> [Exercise aim]:
Records follow. Select each line holding "subtitle".

> [Collected data entries]:
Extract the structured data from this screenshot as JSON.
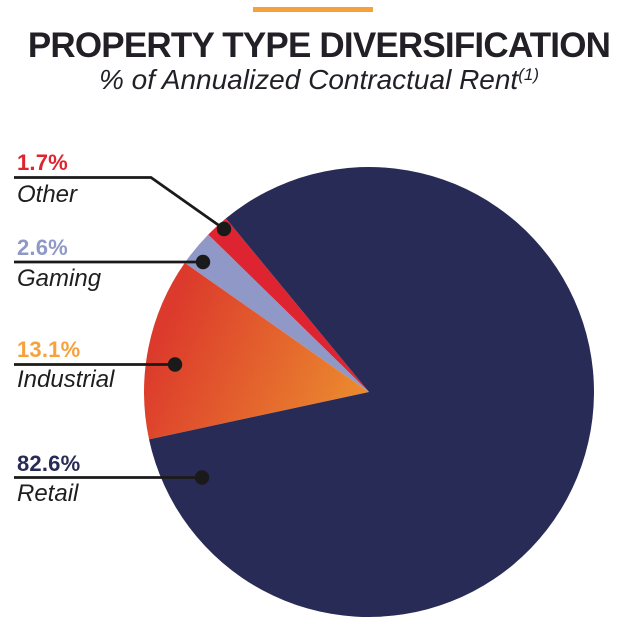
{
  "header": {
    "accent_color": "#F6A23C",
    "title": "PROPERTY TYPE DIVERSIFICATION",
    "subtitle": "% of Annualized Contractual Rent",
    "footnote_marker": "(1)"
  },
  "chart_data": {
    "type": "pie",
    "title": "PROPERTY TYPE DIVERSIFICATION",
    "subtitle": "% of Annualized Contractual Rent(1)",
    "unit": "% of annualized contractual rent",
    "start_angle_deg": 129.5,
    "direction": "counterclockwise",
    "legend_position": "left-callouts",
    "series": [
      {
        "label": "Other",
        "value": 1.7,
        "display": "1.7%",
        "color": "#DE2430",
        "label_color": "#DE2430"
      },
      {
        "label": "Gaming",
        "value": 2.6,
        "display": "2.6%",
        "color": "#8F98C6",
        "label_color": "#8F98C6"
      },
      {
        "label": "Industrial",
        "value": 13.1,
        "display": "13.1%",
        "color": {
          "gradient_from": "#DC3A2C",
          "gradient_to": "#EB8A2E"
        },
        "label_color": "#F6A23C"
      },
      {
        "label": "Retail",
        "value": 82.6,
        "display": "82.6%",
        "color": "#282B55",
        "label_color": "#282B55"
      }
    ],
    "leader_line_color": "#1A1A1A",
    "category_label_color": "#1E1E1E"
  }
}
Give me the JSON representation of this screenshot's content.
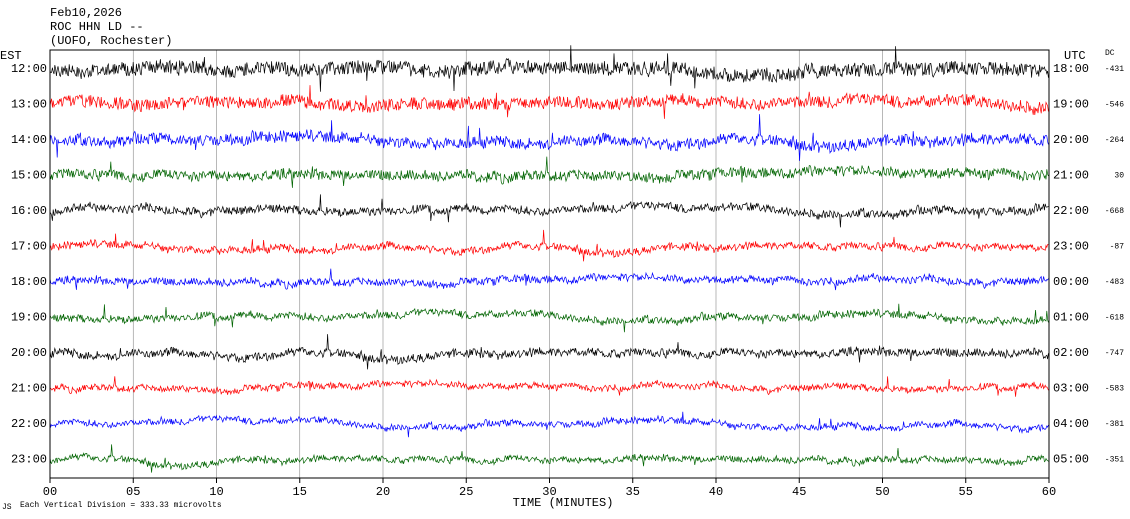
{
  "header": {
    "date": "Feb10,2026",
    "station": "ROC HHN LD --",
    "location": "(UOFO, Rochester)"
  },
  "left_axis": {
    "title": "EST",
    "labels": [
      "12:00",
      "13:00",
      "14:00",
      "15:00",
      "16:00",
      "17:00",
      "18:00",
      "19:00",
      "20:00",
      "21:00",
      "22:00",
      "23:00"
    ]
  },
  "right_axis": {
    "title": "UTC",
    "labels": [
      "18:00",
      "19:00",
      "20:00",
      "21:00",
      "22:00",
      "23:00",
      "00:00",
      "01:00",
      "02:00",
      "03:00",
      "04:00",
      "05:00"
    ]
  },
  "dc": {
    "title": "DC",
    "values": [
      "-431",
      "-546",
      "-264",
      "30",
      "-668",
      "-87",
      "-483",
      "-618",
      "-747",
      "-583",
      "-381",
      "-351"
    ]
  },
  "x_axis": {
    "title": "TIME (MINUTES)",
    "ticks": [
      "00",
      "05",
      "10",
      "15",
      "20",
      "25",
      "30",
      "35",
      "40",
      "45",
      "50",
      "55",
      "60"
    ]
  },
  "footer": {
    "mark": "JS",
    "scale": "Each Vertical Division =  333.33 microvolts"
  }
}
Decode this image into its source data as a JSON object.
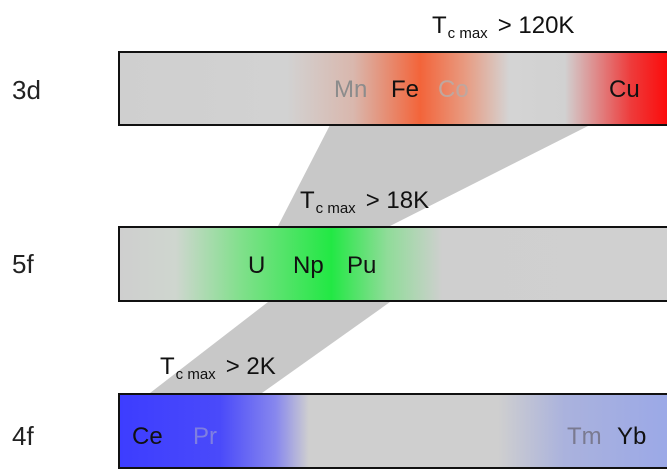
{
  "rows": [
    {
      "label": "3d",
      "threshold": {
        "symbol": "T",
        "subscript": "c max",
        "value": "> 120K"
      },
      "elements": [
        {
          "symbol": "Mn",
          "color": "#8c8c8c"
        },
        {
          "symbol": "Fe",
          "color": "#111111"
        },
        {
          "symbol": "Co",
          "color": "#bfa79f"
        },
        {
          "symbol": "Cu",
          "color": "#111111"
        }
      ]
    },
    {
      "label": "5f",
      "threshold": {
        "symbol": "T",
        "subscript": "c max",
        "value": "> 18K"
      },
      "elements": [
        {
          "symbol": "U",
          "color": "#111111"
        },
        {
          "symbol": "Np",
          "color": "#111111"
        },
        {
          "symbol": "Pu",
          "color": "#111111"
        }
      ]
    },
    {
      "label": "4f",
      "threshold": {
        "symbol": "T",
        "subscript": "c max",
        "value": "> 2K"
      },
      "elements": [
        {
          "symbol": "Ce",
          "color": "#111111"
        },
        {
          "symbol": "Pr",
          "color": "#7f7fe0"
        },
        {
          "symbol": "Tm",
          "color": "#7a7a90"
        },
        {
          "symbol": "Yb",
          "color": "#111111"
        }
      ]
    }
  ],
  "colors": {
    "connector": "#c8c8c8",
    "3d_accent": "#f3643a",
    "5f_accent": "#22e844",
    "4f_accent": "#3d3dff"
  }
}
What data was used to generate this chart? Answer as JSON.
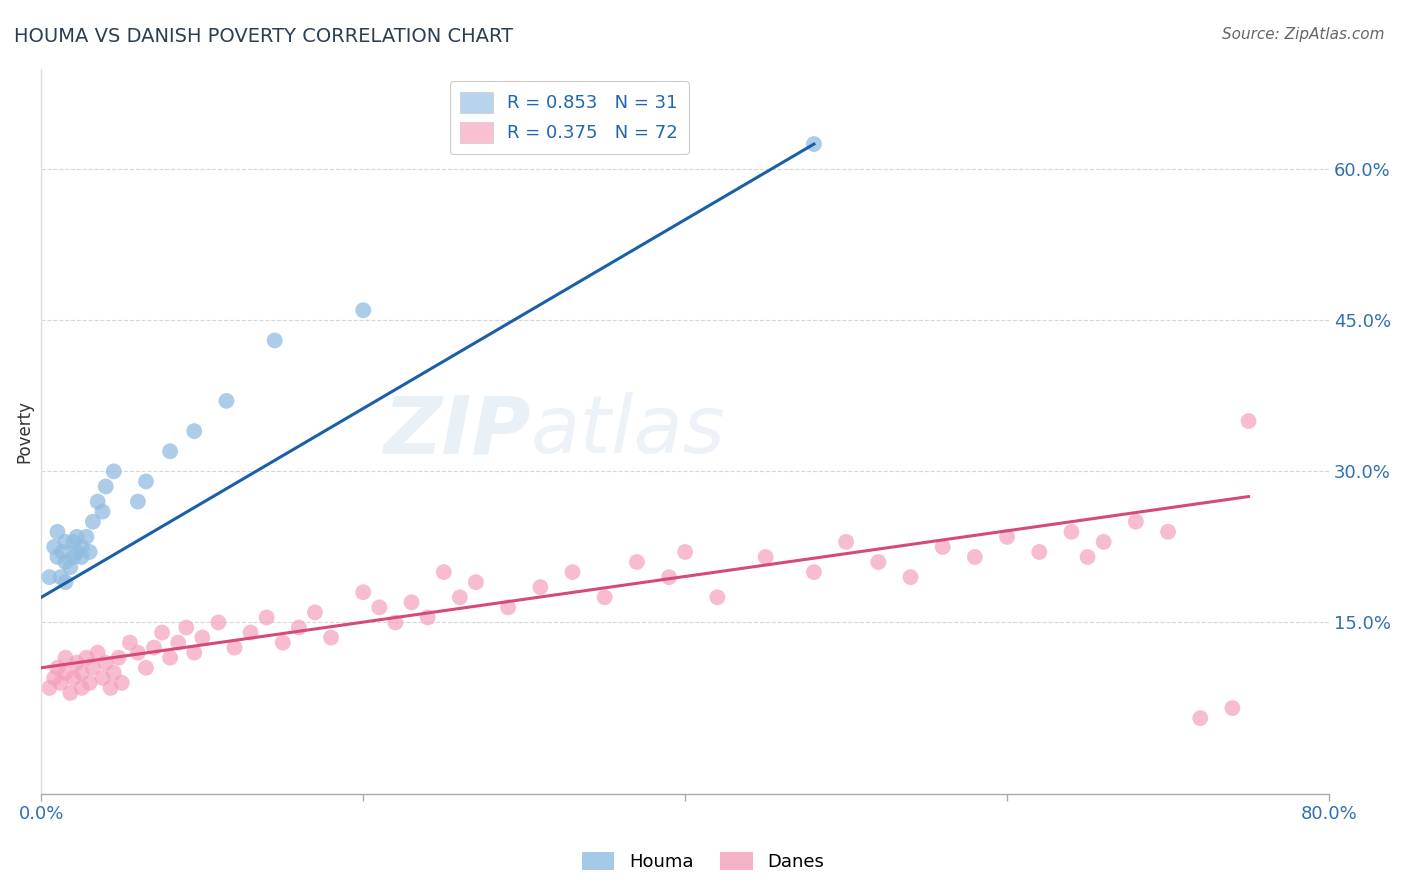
{
  "title": "HOUMA VS DANISH POVERTY CORRELATION CHART",
  "source": "Source: ZipAtlas.com",
  "ylabel": "Poverty",
  "ytick_labels": [
    "15.0%",
    "30.0%",
    "45.0%",
    "60.0%"
  ],
  "ytick_values": [
    0.15,
    0.3,
    0.45,
    0.6
  ],
  "xtick_labels": [
    "0.0%",
    "80.0%"
  ],
  "xtick_values": [
    0.0,
    0.8
  ],
  "xlim": [
    0.0,
    0.8
  ],
  "ylim": [
    -0.02,
    0.7
  ],
  "houma_color": "#90bce0",
  "danes_color": "#f4a0bb",
  "houma_line_color": "#1a5fa8",
  "danes_line_color": "#d64a7a",
  "legend_houma_color": "#b8d4ec",
  "legend_danes_color": "#f8c0d0",
  "legend_text_color": "#2166ac",
  "legend_N_color": "#2166ac",
  "legend_R_houma": "R = 0.853",
  "legend_N_houma": "N = 31",
  "legend_R_danes": "R = 0.375",
  "legend_N_danes": "N = 72",
  "houma_N": 31,
  "danes_N": 72,
  "background_color": "#ffffff",
  "grid_color": "#cccccc",
  "title_color": "#2c3e50",
  "axis_tick_color": "#3070b0",
  "houma_line_x0": 0.0,
  "houma_line_y0": 0.175,
  "houma_line_x1": 0.48,
  "houma_line_y1": 0.625,
  "danes_line_x0": 0.0,
  "danes_line_y0": 0.105,
  "danes_line_x1": 0.75,
  "danes_line_y1": 0.275,
  "houma_pts_x": [
    0.005,
    0.008,
    0.01,
    0.01,
    0.012,
    0.013,
    0.015,
    0.015,
    0.015,
    0.018,
    0.02,
    0.02,
    0.022,
    0.022,
    0.025,
    0.025,
    0.028,
    0.03,
    0.032,
    0.035,
    0.038,
    0.04,
    0.045,
    0.06,
    0.065,
    0.08,
    0.095,
    0.115,
    0.145,
    0.2,
    0.48
  ],
  "houma_pts_y": [
    0.195,
    0.225,
    0.215,
    0.24,
    0.195,
    0.22,
    0.19,
    0.21,
    0.23,
    0.205,
    0.215,
    0.23,
    0.22,
    0.235,
    0.215,
    0.225,
    0.235,
    0.22,
    0.25,
    0.27,
    0.26,
    0.285,
    0.3,
    0.27,
    0.29,
    0.32,
    0.34,
    0.37,
    0.43,
    0.46,
    0.625
  ],
  "danes_pts_x": [
    0.005,
    0.008,
    0.01,
    0.012,
    0.015,
    0.015,
    0.018,
    0.02,
    0.022,
    0.025,
    0.025,
    0.028,
    0.03,
    0.032,
    0.035,
    0.038,
    0.04,
    0.043,
    0.045,
    0.048,
    0.05,
    0.055,
    0.06,
    0.065,
    0.07,
    0.075,
    0.08,
    0.085,
    0.09,
    0.095,
    0.1,
    0.11,
    0.12,
    0.13,
    0.14,
    0.15,
    0.16,
    0.17,
    0.18,
    0.2,
    0.21,
    0.22,
    0.23,
    0.24,
    0.25,
    0.26,
    0.27,
    0.29,
    0.31,
    0.33,
    0.35,
    0.37,
    0.39,
    0.4,
    0.42,
    0.45,
    0.48,
    0.5,
    0.52,
    0.54,
    0.56,
    0.58,
    0.6,
    0.62,
    0.64,
    0.65,
    0.66,
    0.68,
    0.7,
    0.72,
    0.74,
    0.75
  ],
  "danes_pts_y": [
    0.085,
    0.095,
    0.105,
    0.09,
    0.1,
    0.115,
    0.08,
    0.095,
    0.11,
    0.085,
    0.1,
    0.115,
    0.09,
    0.105,
    0.12,
    0.095,
    0.11,
    0.085,
    0.1,
    0.115,
    0.09,
    0.13,
    0.12,
    0.105,
    0.125,
    0.14,
    0.115,
    0.13,
    0.145,
    0.12,
    0.135,
    0.15,
    0.125,
    0.14,
    0.155,
    0.13,
    0.145,
    0.16,
    0.135,
    0.18,
    0.165,
    0.15,
    0.17,
    0.155,
    0.2,
    0.175,
    0.19,
    0.165,
    0.185,
    0.2,
    0.175,
    0.21,
    0.195,
    0.22,
    0.175,
    0.215,
    0.2,
    0.23,
    0.21,
    0.195,
    0.225,
    0.215,
    0.235,
    0.22,
    0.24,
    0.215,
    0.23,
    0.25,
    0.24,
    0.055,
    0.065,
    0.35
  ]
}
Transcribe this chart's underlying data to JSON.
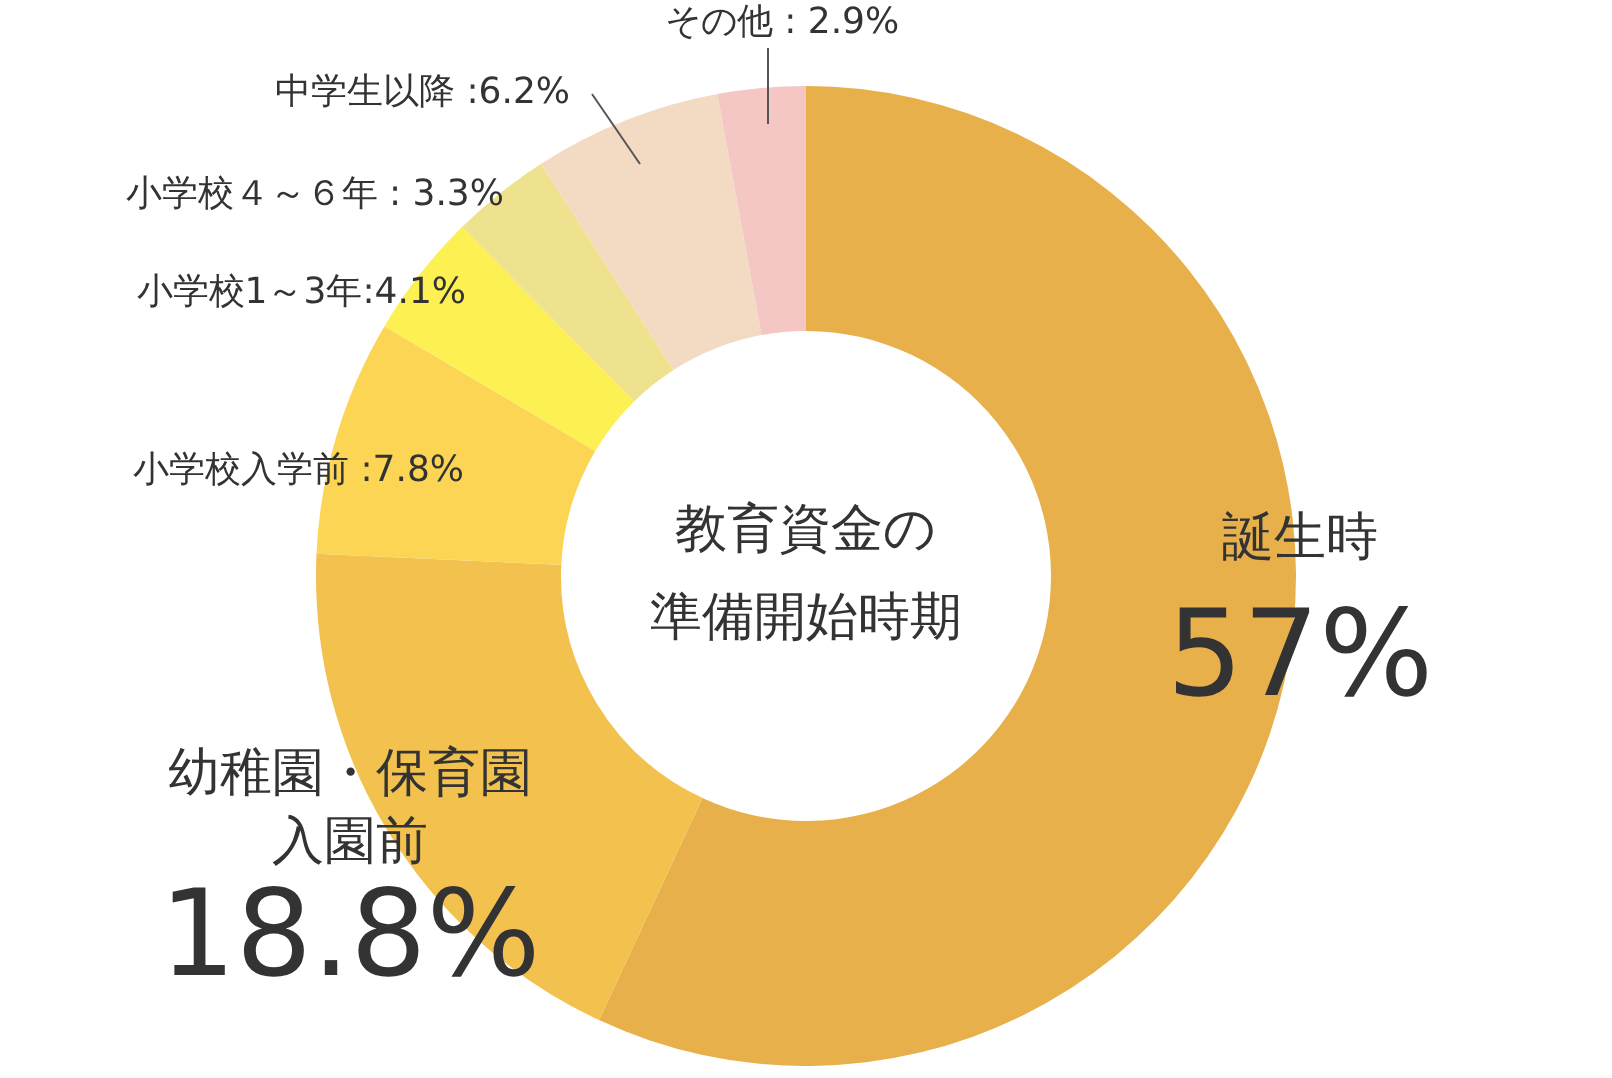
{
  "chart_data": {
    "type": "donut",
    "title": "教育資金の準備開始時期",
    "categories": [
      "誕生時",
      "幼稚園・保育園入園前",
      "小学校入学前",
      "小学校1～3年",
      "小学校４～６年",
      "中学生以降",
      "その他"
    ],
    "values": [
      57,
      18.8,
      7.8,
      4.1,
      3.3,
      6.2,
      2.9
    ],
    "colors": [
      "#e8b04a",
      "#f3c24e",
      "#fbd553",
      "#fdf052",
      "#efe28e",
      "#f2dbc2",
      "#f4c6c4"
    ],
    "value_labels": [
      "57%",
      "18.8%",
      " :7.8%",
      ":4.1%",
      " : 3.3%",
      " :6.2%",
      " : 2.9%"
    ]
  }
}
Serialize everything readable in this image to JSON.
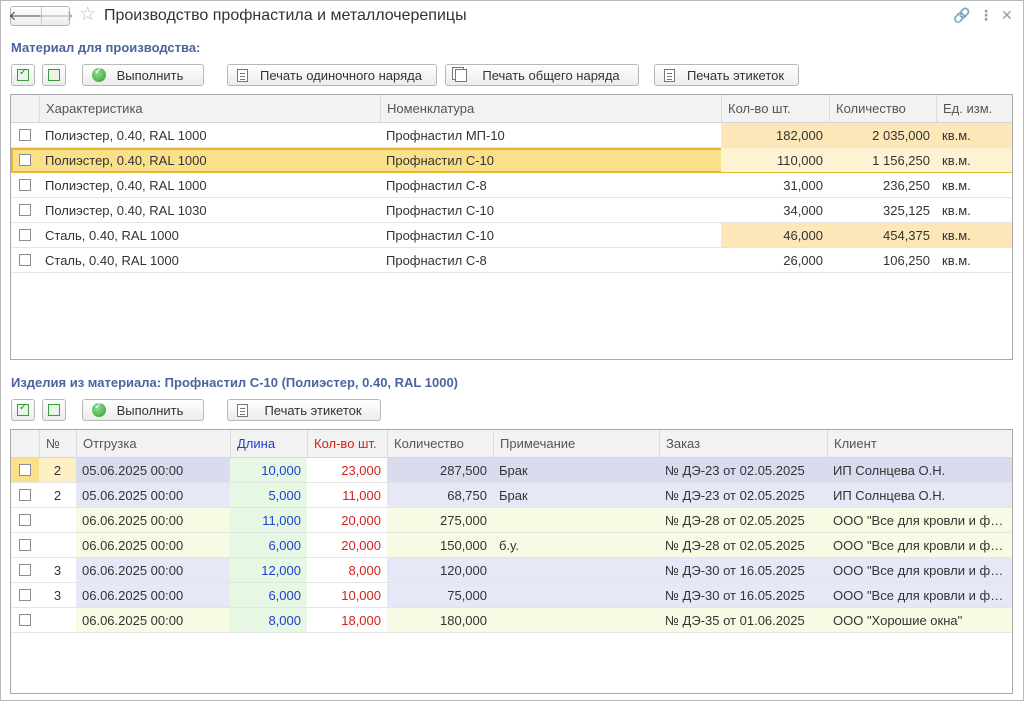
{
  "window": {
    "title": "Производство профнастила и металлочерепицы",
    "icons": [
      "back-arrow-icon",
      "forward-arrow-icon",
      "star-icon",
      "link-icon",
      "more-icon",
      "close-icon"
    ]
  },
  "materials": {
    "section_title": "Материал для производства:",
    "toolbar": {
      "execute_label": "Выполнить",
      "print_single_label": "Печать одиночного наряда",
      "print_general_label": "Печать общего наряда",
      "print_labels_label": "Печать этикеток"
    },
    "columns": {
      "char": "Характеристика",
      "nom": "Номенклатура",
      "qty_pcs": "Кол-во шт.",
      "qty": "Количество",
      "unit": "Ед. изм."
    },
    "rows": [
      {
        "char": "Полиэстер, 0.40, RAL 1000",
        "nom": "Профнастил МП-10",
        "qty_pcs": "182,000",
        "qty": "2 035,000",
        "unit": "кв.м."
      },
      {
        "char": "Полиэстер, 0.40, RAL 1000",
        "nom": "Профнастил С-10",
        "qty_pcs": "110,000",
        "qty": "1 156,250",
        "unit": "кв.м."
      },
      {
        "char": "Полиэстер, 0.40, RAL 1000",
        "nom": "Профнастил С-8",
        "qty_pcs": "31,000",
        "qty": "236,250",
        "unit": "кв.м."
      },
      {
        "char": "Полиэстер, 0.40, RAL 1030",
        "nom": "Профнастил С-10",
        "qty_pcs": "34,000",
        "qty": "325,125",
        "unit": "кв.м."
      },
      {
        "char": "Сталь, 0.40, RAL 1000",
        "nom": "Профнастил С-10",
        "qty_pcs": "46,000",
        "qty": "454,375",
        "unit": "кв.м."
      },
      {
        "char": "Сталь, 0.40, RAL 1000",
        "nom": "Профнастил С-8",
        "qty_pcs": "26,000",
        "qty": "106,250",
        "unit": "кв.м."
      }
    ]
  },
  "products": {
    "section_title": "Изделия из материала: Профнастил С-10 (Полиэстер, 0.40, RAL 1000)",
    "toolbar": {
      "execute_label": "Выполнить",
      "print_labels_label": "Печать этикеток"
    },
    "columns": {
      "num": "№",
      "ship": "Отгрузка",
      "len": "Длина",
      "pcs": "Кол-во шт.",
      "qty": "Количество",
      "note": "Примечание",
      "order": "Заказ",
      "client": "Клиент"
    },
    "rows": [
      {
        "num": "2",
        "ship": "05.06.2025 00:00",
        "len": "10,000",
        "pcs": "23,000",
        "qty": "287,500",
        "note": "Брак",
        "order": "№ ДЭ-23 от 02.05.2025",
        "client": "ИП Солнцева О.Н."
      },
      {
        "num": "2",
        "ship": "05.06.2025 00:00",
        "len": "5,000",
        "pcs": "11,000",
        "qty": "68,750",
        "note": "Брак",
        "order": "№ ДЭ-23 от 02.05.2025",
        "client": "ИП Солнцева О.Н."
      },
      {
        "num": "",
        "ship": "06.06.2025 00:00",
        "len": "11,000",
        "pcs": "20,000",
        "qty": "275,000",
        "note": "",
        "order": "№ ДЭ-28 от 02.05.2025",
        "client": "ООО \"Все для кровли и фасада\""
      },
      {
        "num": "",
        "ship": "06.06.2025 00:00",
        "len": "6,000",
        "pcs": "20,000",
        "qty": "150,000",
        "note": "б.у.",
        "order": "№ ДЭ-28 от 02.05.2025",
        "client": "ООО \"Все для кровли и фасада\""
      },
      {
        "num": "3",
        "ship": "06.06.2025 00:00",
        "len": "12,000",
        "pcs": "8,000",
        "qty": "120,000",
        "note": "",
        "order": "№ ДЭ-30 от 16.05.2025",
        "client": "ООО \"Все для кровли и фасада\""
      },
      {
        "num": "3",
        "ship": "06.06.2025 00:00",
        "len": "6,000",
        "pcs": "10,000",
        "qty": "75,000",
        "note": "",
        "order": "№ ДЭ-30 от 16.05.2025",
        "client": "ООО \"Все для кровли и фасада\""
      },
      {
        "num": "",
        "ship": "06.06.2025 00:00",
        "len": "8,000",
        "pcs": "18,000",
        "qty": "180,000",
        "note": "",
        "order": "№ ДЭ-35 от 01.06.2025",
        "client": "ООО \"Хорошие окна\""
      }
    ]
  },
  "colors": {
    "accent_title": "#4a64a0",
    "highlight_orange": "#fde7b8",
    "selected_row": "#fbe08c",
    "length_blue": "#1f3fd0",
    "pieces_red": "#d42020",
    "length_bg": "#e6f7e4",
    "yellow_row": "#f8fbe4",
    "blue_row": "#e6e8f8"
  }
}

> [Result]:
    "subtitle": "% of Annualized Contractual Rent",
    "subtitle": "% of Annualized Contractual Rent(1)",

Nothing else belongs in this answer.